Box annotation data:
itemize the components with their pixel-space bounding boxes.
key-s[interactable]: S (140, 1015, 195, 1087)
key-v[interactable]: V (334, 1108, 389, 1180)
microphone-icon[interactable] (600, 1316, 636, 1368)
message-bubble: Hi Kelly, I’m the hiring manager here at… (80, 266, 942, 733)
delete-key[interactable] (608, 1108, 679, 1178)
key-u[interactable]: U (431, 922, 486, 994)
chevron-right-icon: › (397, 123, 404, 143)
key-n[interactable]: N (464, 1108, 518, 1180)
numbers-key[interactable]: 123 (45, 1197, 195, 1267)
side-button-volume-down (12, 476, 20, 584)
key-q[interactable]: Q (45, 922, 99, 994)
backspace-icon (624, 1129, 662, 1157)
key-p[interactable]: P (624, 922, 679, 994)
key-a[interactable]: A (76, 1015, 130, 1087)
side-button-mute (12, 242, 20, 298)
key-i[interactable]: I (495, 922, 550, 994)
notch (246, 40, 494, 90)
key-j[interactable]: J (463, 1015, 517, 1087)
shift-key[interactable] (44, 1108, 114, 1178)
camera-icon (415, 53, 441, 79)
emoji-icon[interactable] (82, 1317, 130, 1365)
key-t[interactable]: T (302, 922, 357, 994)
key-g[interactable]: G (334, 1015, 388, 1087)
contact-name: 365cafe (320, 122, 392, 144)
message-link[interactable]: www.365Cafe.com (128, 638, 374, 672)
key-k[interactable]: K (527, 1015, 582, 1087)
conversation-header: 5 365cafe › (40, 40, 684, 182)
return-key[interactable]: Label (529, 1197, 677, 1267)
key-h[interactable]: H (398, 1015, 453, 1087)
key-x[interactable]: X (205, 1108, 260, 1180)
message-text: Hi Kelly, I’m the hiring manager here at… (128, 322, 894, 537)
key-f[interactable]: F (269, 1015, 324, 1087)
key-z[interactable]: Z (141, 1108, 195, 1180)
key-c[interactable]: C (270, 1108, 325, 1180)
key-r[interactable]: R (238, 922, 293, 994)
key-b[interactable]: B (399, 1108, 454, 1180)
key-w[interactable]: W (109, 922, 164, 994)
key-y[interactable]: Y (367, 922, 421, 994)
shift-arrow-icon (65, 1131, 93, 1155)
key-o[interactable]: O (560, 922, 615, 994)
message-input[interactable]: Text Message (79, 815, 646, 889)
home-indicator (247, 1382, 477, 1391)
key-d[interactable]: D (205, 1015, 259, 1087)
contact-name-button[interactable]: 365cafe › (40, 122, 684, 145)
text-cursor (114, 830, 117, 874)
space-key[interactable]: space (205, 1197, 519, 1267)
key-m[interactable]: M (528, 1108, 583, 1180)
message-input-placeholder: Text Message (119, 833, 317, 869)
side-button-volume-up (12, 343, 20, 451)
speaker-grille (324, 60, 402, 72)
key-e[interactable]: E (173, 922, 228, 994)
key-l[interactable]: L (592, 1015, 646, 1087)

_What the exercise asks_
Duplicate every line of the records above verbatim.

_Task solution_
itemize the components with their pixel-space bounding boxes.
key-s[interactable]: S (140, 1015, 195, 1087)
key-v[interactable]: V (334, 1108, 389, 1180)
microphone-icon[interactable] (600, 1316, 636, 1368)
message-bubble: Hi Kelly, I’m the hiring manager here at… (80, 266, 942, 733)
delete-key[interactable] (608, 1108, 679, 1178)
key-u[interactable]: U (431, 922, 486, 994)
chevron-right-icon: › (397, 123, 404, 143)
key-n[interactable]: N (464, 1108, 518, 1180)
numbers-key[interactable]: 123 (45, 1197, 195, 1267)
side-button-volume-down (12, 476, 20, 584)
key-q[interactable]: Q (45, 922, 99, 994)
backspace-icon (624, 1129, 662, 1157)
key-p[interactable]: P (624, 922, 679, 994)
key-a[interactable]: A (76, 1015, 130, 1087)
side-button-mute (12, 242, 20, 298)
key-i[interactable]: I (495, 922, 550, 994)
notch (246, 40, 494, 90)
key-j[interactable]: J (463, 1015, 517, 1087)
shift-key[interactable] (44, 1108, 114, 1178)
camera-icon (415, 53, 441, 79)
emoji-icon[interactable] (82, 1317, 130, 1365)
key-t[interactable]: T (302, 922, 357, 994)
key-g[interactable]: G (334, 1015, 388, 1087)
contact-name: 365cafe (320, 122, 392, 144)
message-link[interactable]: www.365Cafe.com (128, 638, 374, 672)
key-k[interactable]: K (527, 1015, 582, 1087)
conversation-header: 5 365cafe › (40, 40, 684, 182)
return-key[interactable]: Label (529, 1197, 677, 1267)
key-h[interactable]: H (398, 1015, 453, 1087)
key-x[interactable]: X (205, 1108, 260, 1180)
message-text: Hi Kelly, I’m the hiring manager here at… (128, 322, 894, 537)
key-f[interactable]: F (269, 1015, 324, 1087)
key-z[interactable]: Z (141, 1108, 195, 1180)
key-c[interactable]: C (270, 1108, 325, 1180)
key-r[interactable]: R (238, 922, 293, 994)
key-b[interactable]: B (399, 1108, 454, 1180)
key-w[interactable]: W (109, 922, 164, 994)
key-y[interactable]: Y (367, 922, 421, 994)
shift-arrow-icon (65, 1131, 93, 1155)
key-o[interactable]: O (560, 922, 615, 994)
message-input[interactable]: Text Message (79, 815, 646, 889)
home-indicator (247, 1382, 477, 1391)
key-d[interactable]: D (205, 1015, 259, 1087)
contact-name-button[interactable]: 365cafe › (40, 122, 684, 145)
text-cursor (114, 830, 117, 874)
space-key[interactable]: space (205, 1197, 519, 1267)
key-m[interactable]: M (528, 1108, 583, 1180)
message-input-placeholder: Text Message (119, 833, 317, 869)
side-button-volume-up (12, 343, 20, 451)
speaker-grille (324, 60, 402, 72)
key-e[interactable]: E (173, 922, 228, 994)
key-l[interactable]: L (592, 1015, 646, 1087)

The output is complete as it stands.